== What is required ==
Pick every line from the data that holds the word "Magnetic".

== Material for the task ==
------
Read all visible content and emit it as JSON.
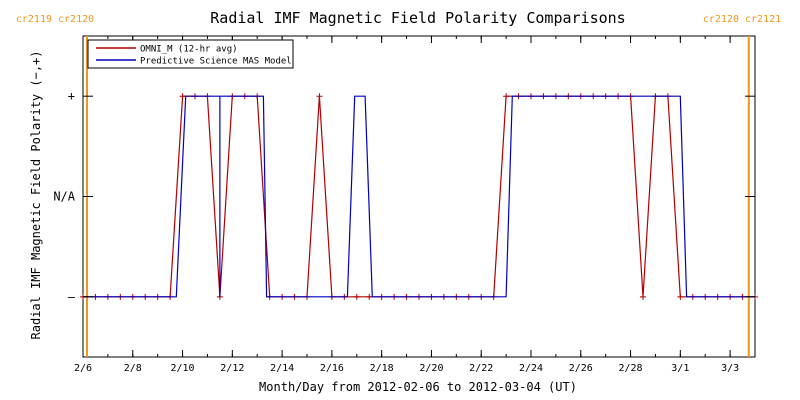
{
  "chart_data": {
    "type": "line",
    "title": "Radial IMF Magnetic Field Polarity Comparisons",
    "xlabel": "Month/Day from 2012-02-06 to 2012-03-04 (UT)",
    "ylabel": "Radial IMF Magnetic Field Polarity (−,+)",
    "x_ticks": [
      "2/6",
      "2/8",
      "2/10",
      "2/12",
      "2/14",
      "2/16",
      "2/18",
      "2/20",
      "2/22",
      "2/24",
      "2/26",
      "2/28",
      "3/1",
      "3/3"
    ],
    "y_ticks": [
      "–",
      "N/A",
      "+"
    ],
    "xlim": [
      "2012-02-06",
      "2012-03-04"
    ],
    "ylim": [
      -1.6,
      1.6
    ],
    "grid": false,
    "legend_position": "top-left",
    "rotation_markers": [
      {
        "x": "2012-02-06",
        "labels": [
          "cr2119",
          "cr2120"
        ],
        "color": "#f0961e"
      },
      {
        "x": "2012-03-03 18:00",
        "labels": [
          "cr2120",
          "cr2121"
        ],
        "color": "#f0961e"
      }
    ],
    "series": [
      {
        "name": "OMNI_M (12-hr avg)",
        "color": "#b00000",
        "marker": "+",
        "points": [
          {
            "x": "2012-02-06 00:00",
            "y": -1
          },
          {
            "x": "2012-02-06 12:00",
            "y": -1
          },
          {
            "x": "2012-02-07 00:00",
            "y": -1
          },
          {
            "x": "2012-02-07 12:00",
            "y": -1
          },
          {
            "x": "2012-02-08 00:00",
            "y": -1
          },
          {
            "x": "2012-02-08 12:00",
            "y": -1
          },
          {
            "x": "2012-02-09 00:00",
            "y": -1
          },
          {
            "x": "2012-02-09 12:00",
            "y": -1
          },
          {
            "x": "2012-02-10 00:00",
            "y": 1
          },
          {
            "x": "2012-02-10 12:00",
            "y": 1
          },
          {
            "x": "2012-02-11 00:00",
            "y": 1
          },
          {
            "x": "2012-02-11 12:00",
            "y": -1
          },
          {
            "x": "2012-02-12 00:00",
            "y": 1
          },
          {
            "x": "2012-02-12 12:00",
            "y": 1
          },
          {
            "x": "2012-02-13 00:00",
            "y": 1
          },
          {
            "x": "2012-02-13 12:00",
            "y": -1
          },
          {
            "x": "2012-02-14 00:00",
            "y": -1
          },
          {
            "x": "2012-02-14 12:00",
            "y": -1
          },
          {
            "x": "2012-02-15 00:00",
            "y": -1
          },
          {
            "x": "2012-02-15 12:00",
            "y": 1
          },
          {
            "x": "2012-02-16 00:00",
            "y": -1
          },
          {
            "x": "2012-02-16 12:00",
            "y": -1
          },
          {
            "x": "2012-02-17 00:00",
            "y": -1
          },
          {
            "x": "2012-02-17 12:00",
            "y": -1
          },
          {
            "x": "2012-02-18 00:00",
            "y": -1
          },
          {
            "x": "2012-02-18 12:00",
            "y": -1
          },
          {
            "x": "2012-02-19 00:00",
            "y": -1
          },
          {
            "x": "2012-02-19 12:00",
            "y": -1
          },
          {
            "x": "2012-02-20 00:00",
            "y": -1
          },
          {
            "x": "2012-02-20 12:00",
            "y": -1
          },
          {
            "x": "2012-02-21 00:00",
            "y": -1
          },
          {
            "x": "2012-02-21 12:00",
            "y": -1
          },
          {
            "x": "2012-02-22 00:00",
            "y": -1
          },
          {
            "x": "2012-02-22 12:00",
            "y": -1
          },
          {
            "x": "2012-02-23 00:00",
            "y": 1
          },
          {
            "x": "2012-02-23 12:00",
            "y": 1
          },
          {
            "x": "2012-02-24 00:00",
            "y": 1
          },
          {
            "x": "2012-02-24 12:00",
            "y": 1
          },
          {
            "x": "2012-02-25 00:00",
            "y": 1
          },
          {
            "x": "2012-02-25 12:00",
            "y": 1
          },
          {
            "x": "2012-02-26 00:00",
            "y": 1
          },
          {
            "x": "2012-02-26 12:00",
            "y": 1
          },
          {
            "x": "2012-02-27 00:00",
            "y": 1
          },
          {
            "x": "2012-02-27 12:00",
            "y": 1
          },
          {
            "x": "2012-02-28 00:00",
            "y": 1
          },
          {
            "x": "2012-02-28 12:00",
            "y": -1
          },
          {
            "x": "2012-02-29 00:00",
            "y": 1
          },
          {
            "x": "2012-02-29 12:00",
            "y": 1
          },
          {
            "x": "2012-03-01 00:00",
            "y": -1
          },
          {
            "x": "2012-03-01 12:00",
            "y": -1
          },
          {
            "x": "2012-03-02 00:00",
            "y": -1
          },
          {
            "x": "2012-03-02 12:00",
            "y": -1
          },
          {
            "x": "2012-03-03 00:00",
            "y": -1
          },
          {
            "x": "2012-03-03 12:00",
            "y": -1
          },
          {
            "x": "2012-03-04 00:00",
            "y": -1
          }
        ]
      },
      {
        "name": "Predictive Science MAS Model",
        "color": "#0000c0",
        "points": [
          {
            "x": "2012-02-06 00:00",
            "y": -1
          },
          {
            "x": "2012-02-09 18:00",
            "y": -1
          },
          {
            "x": "2012-02-10 03:00",
            "y": 1
          },
          {
            "x": "2012-02-11 12:00",
            "y": 1
          },
          {
            "x": "2012-02-11 12:00",
            "y": -1
          },
          {
            "x": "2012-02-11 12:00",
            "y": 1
          },
          {
            "x": "2012-02-13 06:00",
            "y": 1
          },
          {
            "x": "2012-02-13 09:00",
            "y": -1
          },
          {
            "x": "2012-02-16 15:00",
            "y": -1
          },
          {
            "x": "2012-02-16 22:00",
            "y": 1
          },
          {
            "x": "2012-02-17 08:00",
            "y": 1
          },
          {
            "x": "2012-02-17 15:00",
            "y": -1
          },
          {
            "x": "2012-02-23 00:00",
            "y": -1
          },
          {
            "x": "2012-02-23 06:00",
            "y": 1
          },
          {
            "x": "2012-03-01 00:00",
            "y": 1
          },
          {
            "x": "2012-03-01 06:00",
            "y": -1
          },
          {
            "x": "2012-03-04 00:00",
            "y": -1
          }
        ]
      }
    ]
  }
}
------
== The result ==
    "title": "Radial IMF Magnetic Field Polarity Comparisons",
    "ylabel": "Radial IMF Magnetic Field Polarity (−,+)",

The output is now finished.